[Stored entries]
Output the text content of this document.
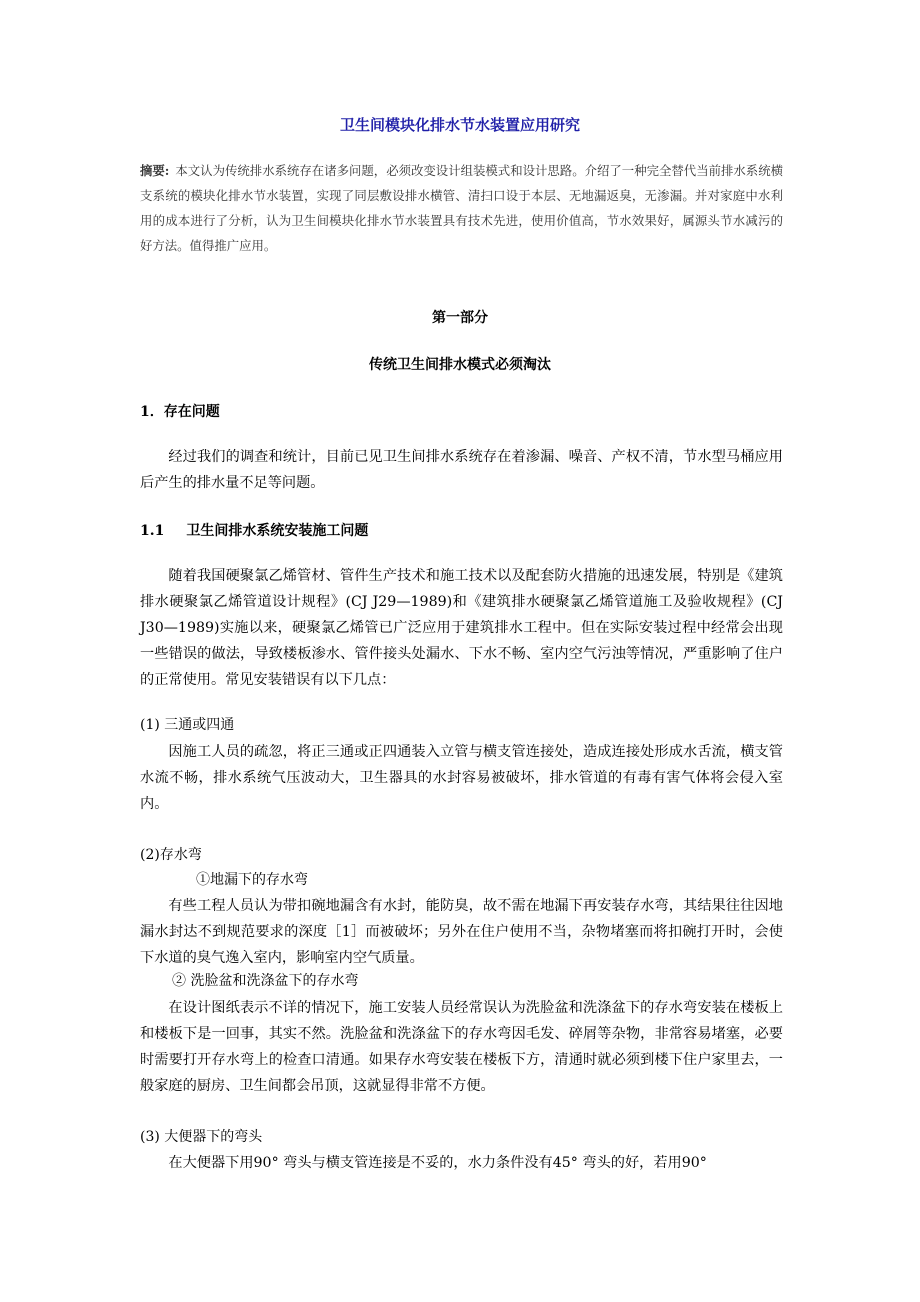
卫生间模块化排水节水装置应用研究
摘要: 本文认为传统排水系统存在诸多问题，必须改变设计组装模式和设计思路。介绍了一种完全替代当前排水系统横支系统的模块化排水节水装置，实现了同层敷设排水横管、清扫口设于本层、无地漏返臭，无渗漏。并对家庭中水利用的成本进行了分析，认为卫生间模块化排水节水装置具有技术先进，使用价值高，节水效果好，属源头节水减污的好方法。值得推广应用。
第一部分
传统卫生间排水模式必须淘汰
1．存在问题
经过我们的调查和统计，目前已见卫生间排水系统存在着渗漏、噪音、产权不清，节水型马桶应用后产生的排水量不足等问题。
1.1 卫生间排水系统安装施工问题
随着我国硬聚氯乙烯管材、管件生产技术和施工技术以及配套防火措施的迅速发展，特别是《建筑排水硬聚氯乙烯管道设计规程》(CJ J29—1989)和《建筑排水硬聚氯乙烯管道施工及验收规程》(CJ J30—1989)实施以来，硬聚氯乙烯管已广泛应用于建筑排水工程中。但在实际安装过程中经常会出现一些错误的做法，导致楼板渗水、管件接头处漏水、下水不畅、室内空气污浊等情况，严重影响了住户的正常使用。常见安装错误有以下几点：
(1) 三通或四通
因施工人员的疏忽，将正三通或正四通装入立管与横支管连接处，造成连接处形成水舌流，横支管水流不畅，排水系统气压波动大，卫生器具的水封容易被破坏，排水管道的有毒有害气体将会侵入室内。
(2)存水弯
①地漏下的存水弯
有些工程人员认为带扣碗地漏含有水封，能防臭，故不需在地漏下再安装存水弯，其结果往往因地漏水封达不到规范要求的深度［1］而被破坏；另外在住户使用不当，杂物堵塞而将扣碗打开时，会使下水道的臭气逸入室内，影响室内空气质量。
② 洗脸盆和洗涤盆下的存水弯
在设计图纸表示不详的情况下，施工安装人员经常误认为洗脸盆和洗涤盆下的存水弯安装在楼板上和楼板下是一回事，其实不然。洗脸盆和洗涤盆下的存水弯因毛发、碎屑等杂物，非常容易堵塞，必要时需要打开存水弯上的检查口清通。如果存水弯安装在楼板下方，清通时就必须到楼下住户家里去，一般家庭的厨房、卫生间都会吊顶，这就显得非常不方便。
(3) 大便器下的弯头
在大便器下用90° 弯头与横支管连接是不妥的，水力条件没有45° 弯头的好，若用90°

[Given request]
Copy out the whole listing exactly, and don't carry over any pictures.

[Response for this exercise]
Output the text content of this document.
卫生间模块化排水节水装置应用研究
摘要: 本文认为传统排水系统存在诸多问题，必须改变设计组装模式和设计思路。介绍了一种完全替代当前排水系统横支系统的模块化排水节水装置，实现了同层敷设排水横管、清扫口设于本层、无地漏返臭，无渗漏。并对家庭中水利用的成本进行了分析，认为卫生间模块化排水节水装置具有技术先进，使用价值高，节水效果好，属源头节水减污的好方法。值得推广应用。
第一部分
传统卫生间排水模式必须淘汰
1．存在问题
经过我们的调查和统计，目前已见卫生间排水系统存在着渗漏、噪音、产权不清，节水型马桶应用后产生的排水量不足等问题。
1.1 卫生间排水系统安装施工问题
随着我国硬聚氯乙烯管材、管件生产技术和施工技术以及配套防火措施的迅速发展，特别是《建筑排水硬聚氯乙烯管道设计规程》(CJ J29—1989)和《建筑排水硬聚氯乙烯管道施工及验收规程》(CJ J30—1989)实施以来，硬聚氯乙烯管已广泛应用于建筑排水工程中。但在实际安装过程中经常会出现一些错误的做法，导致楼板渗水、管件接头处漏水、下水不畅、室内空气污浊等情况，严重影响了住户的正常使用。常见安装错误有以下几点：
(1) 三通或四通
因施工人员的疏忽，将正三通或正四通装入立管与横支管连接处，造成连接处形成水舌流，横支管水流不畅，排水系统气压波动大，卫生器具的水封容易被破坏，排水管道的有毒有害气体将会侵入室内。
(2)存水弯
①地漏下的存水弯
有些工程人员认为带扣碗地漏含有水封，能防臭，故不需在地漏下再安装存水弯，其结果往往因地漏水封达不到规范要求的深度［1］而被破坏；另外在住户使用不当，杂物堵塞而将扣碗打开时，会使下水道的臭气逸入室内，影响室内空气质量。
② 洗脸盆和洗涤盆下的存水弯
在设计图纸表示不详的情况下，施工安装人员经常误认为洗脸盆和洗涤盆下的存水弯安装在楼板上和楼板下是一回事，其实不然。洗脸盆和洗涤盆下的存水弯因毛发、碎屑等杂物，非常容易堵塞，必要时需要打开存水弯上的检查口清通。如果存水弯安装在楼板下方，清通时就必须到楼下住户家里去，一般家庭的厨房、卫生间都会吊顶，这就显得非常不方便。
(3) 大便器下的弯头
在大便器下用90° 弯头与横支管连接是不妥的，水力条件没有45° 弯头的好，若用90°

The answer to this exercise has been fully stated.